◆ Exercise objective
Images embedded in the records are excluded; print everything else exactly as given.

◆ Data entries
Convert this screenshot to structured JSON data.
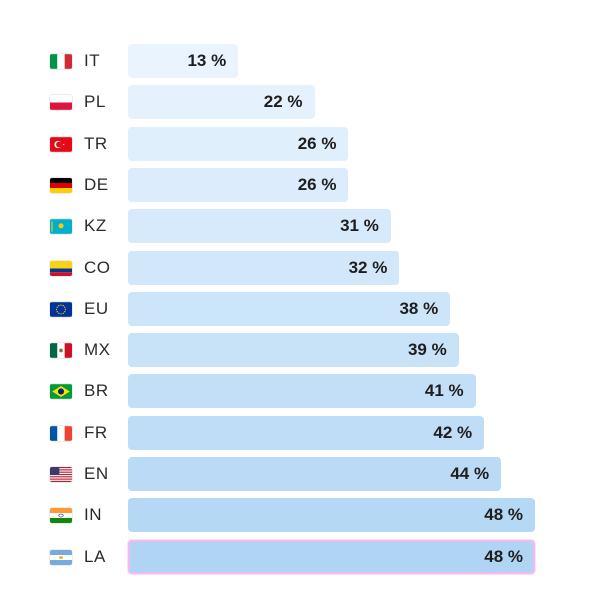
{
  "chart_data": {
    "type": "bar",
    "orientation": "horizontal",
    "categories": [
      "IT",
      "PL",
      "TR",
      "DE",
      "KZ",
      "CO",
      "EU",
      "MX",
      "BR",
      "FR",
      "EN",
      "IN",
      "LA"
    ],
    "values": [
      13,
      22,
      26,
      26,
      31,
      32,
      38,
      39,
      41,
      42,
      44,
      48,
      48
    ],
    "value_labels": [
      "13 %",
      "22 %",
      "26 %",
      "26 %",
      "31 %",
      "32 %",
      "38 %",
      "39 %",
      "41 %",
      "42 %",
      "44 %",
      "48 %",
      "48 %"
    ],
    "flags": [
      "italy-flag",
      "poland-flag",
      "turkey-flag",
      "germany-flag",
      "kazakhstan-flag",
      "colombia-flag",
      "eu-flag",
      "mexico-flag",
      "brazil-flag",
      "france-flag",
      "usa-flag",
      "india-flag",
      "argentina-flag"
    ],
    "highlighted": "LA",
    "title": "",
    "xlabel": "",
    "ylabel": "",
    "xlim": [
      0,
      48
    ],
    "colors": {
      "bar_light": "#eaf4fe",
      "bar_dark": "#b0d5f4",
      "highlight_border": "#f3b8f0"
    }
  }
}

◆ Task output
Convert this screenshot to structured JSON data.
{
  "chart_data": {
    "type": "bar",
    "orientation": "horizontal",
    "categories": [
      "IT",
      "PL",
      "TR",
      "DE",
      "KZ",
      "CO",
      "EU",
      "MX",
      "BR",
      "FR",
      "EN",
      "IN",
      "LA"
    ],
    "values": [
      13,
      22,
      26,
      26,
      31,
      32,
      38,
      39,
      41,
      42,
      44,
      48,
      48
    ],
    "value_labels": [
      "13 %",
      "22 %",
      "26 %",
      "26 %",
      "31 %",
      "32 %",
      "38 %",
      "39 %",
      "41 %",
      "42 %",
      "44 %",
      "48 %",
      "48 %"
    ],
    "flags": [
      "italy-flag",
      "poland-flag",
      "turkey-flag",
      "germany-flag",
      "kazakhstan-flag",
      "colombia-flag",
      "eu-flag",
      "mexico-flag",
      "brazil-flag",
      "france-flag",
      "usa-flag",
      "india-flag",
      "argentina-flag"
    ],
    "highlighted": "LA",
    "title": "",
    "xlabel": "",
    "ylabel": "",
    "xlim": [
      0,
      48
    ],
    "colors": {
      "bar_light": "#eaf4fe",
      "bar_dark": "#b0d5f4",
      "highlight_border": "#f3b8f0"
    }
  }
}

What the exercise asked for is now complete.